◆ Task requirements
Return the complete listing that follows, with each line reproduced exactly.

◆ Material for this exercise
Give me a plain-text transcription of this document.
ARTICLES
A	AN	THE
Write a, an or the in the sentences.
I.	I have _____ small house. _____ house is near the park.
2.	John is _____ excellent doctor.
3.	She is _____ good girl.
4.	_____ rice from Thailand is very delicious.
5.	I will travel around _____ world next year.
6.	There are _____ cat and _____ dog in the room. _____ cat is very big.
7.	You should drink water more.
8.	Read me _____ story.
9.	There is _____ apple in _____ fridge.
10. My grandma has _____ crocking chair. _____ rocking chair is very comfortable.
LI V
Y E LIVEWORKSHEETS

◆ Solution
Give me a plain-text transcription of this document.
ARTICLES
A	AN	THE
Write a, an or the in the sentences.
I.	I have _____ small house. _____ house is near the park.
2.	John is _____ excellent doctor.
3.	She is _____ good girl.
4.	_____ rice from Thailand is very delicious.
5.	I will travel around _____ world next year.
6.	There are _____ cat and _____ dog in the room. _____ cat is very big.
7.	You should drink water more.
8.	Read me _____ story.
9.	There is _____ apple in _____ fridge.
10. My grandma has _____ crocking chair. _____ rocking chair is very comfortable.
LI V
Y E LIVEWORKSHEETS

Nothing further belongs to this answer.